==== Exercise inputs

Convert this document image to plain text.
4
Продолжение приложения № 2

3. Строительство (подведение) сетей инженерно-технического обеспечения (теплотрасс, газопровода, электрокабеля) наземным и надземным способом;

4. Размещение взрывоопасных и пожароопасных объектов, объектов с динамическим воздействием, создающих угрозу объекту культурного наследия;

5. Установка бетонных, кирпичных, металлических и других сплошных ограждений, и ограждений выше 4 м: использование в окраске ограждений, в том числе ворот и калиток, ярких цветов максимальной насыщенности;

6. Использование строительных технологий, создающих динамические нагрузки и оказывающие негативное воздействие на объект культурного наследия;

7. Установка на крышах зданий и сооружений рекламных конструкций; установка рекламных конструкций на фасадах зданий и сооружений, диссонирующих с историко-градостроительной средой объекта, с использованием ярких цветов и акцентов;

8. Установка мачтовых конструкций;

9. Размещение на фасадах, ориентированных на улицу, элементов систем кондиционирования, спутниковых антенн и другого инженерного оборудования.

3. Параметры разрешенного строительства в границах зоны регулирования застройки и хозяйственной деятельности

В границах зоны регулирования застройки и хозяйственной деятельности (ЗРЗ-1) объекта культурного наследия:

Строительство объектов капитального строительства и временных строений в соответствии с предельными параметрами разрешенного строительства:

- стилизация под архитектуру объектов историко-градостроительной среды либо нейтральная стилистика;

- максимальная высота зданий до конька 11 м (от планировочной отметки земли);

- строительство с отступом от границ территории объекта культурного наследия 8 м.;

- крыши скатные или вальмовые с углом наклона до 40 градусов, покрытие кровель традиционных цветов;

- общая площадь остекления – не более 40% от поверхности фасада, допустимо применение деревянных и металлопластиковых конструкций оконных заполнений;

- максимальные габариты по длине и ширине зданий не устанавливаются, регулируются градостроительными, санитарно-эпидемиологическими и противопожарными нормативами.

========

Return all of the entries exactly as they were supplied.

Convert this document image to plain text.
4
Продолжение приложения № 2

3. Строительство (подведение) сетей инженерно-технического обеспечения (теплотрасс, газопровода, электрокабеля) наземным и надземным способом;

4. Размещение взрывоопасных и пожароопасных объектов, объектов с динамическим воздействием, создающих угрозу объекту культурного наследия;

5. Установка бетонных, кирпичных, металлических и других сплошных ограждений, и ограждений выше 4 м: использование в окраске ограждений, в том числе ворот и калиток, ярких цветов максимальной насыщенности;

6. Использование строительных технологий, создающих динамические нагрузки и оказывающие негативное воздействие на объект культурного наследия;

7. Установка на крышах зданий и сооружений рекламных конструкций; установка рекламных конструкций на фасадах зданий и сооружений, диссонирующих с историко-градостроительной средой объекта, с использованием ярких цветов и акцентов;

8. Установка мачтовых конструкций;

9. Размещение на фасадах, ориентированных на улицу, элементов систем кондиционирования, спутниковых антенн и другого инженерного оборудования.

3. Параметры разрешенного строительства в границах зоны регулирования застройки и хозяйственной деятельности

В границах зоны регулирования застройки и хозяйственной деятельности (ЗРЗ-1) объекта культурного наследия:

Строительство объектов капитального строительства и временных строений в соответствии с предельными параметрами разрешенного строительства:

- стилизация под архитектуру объектов историко-градостроительной среды либо нейтральная стилистика;

- максимальная высота зданий до конька 11 м (от планировочной отметки земли);

- строительство с отступом от границ территории объекта культурного наследия 8 м.;

- крыши скатные или вальмовые с углом наклона до 40 градусов, покрытие кровель традиционных цветов;

- общая площадь остекления – не более 40% от поверхности фасада, допустимо применение деревянных и металлопластиковых конструкций оконных заполнений;

- максимальные габариты по длине и ширине зданий не устанавливаются, регулируются градостроительными, санитарно-эпидемиологическими и противопожарными нормативами.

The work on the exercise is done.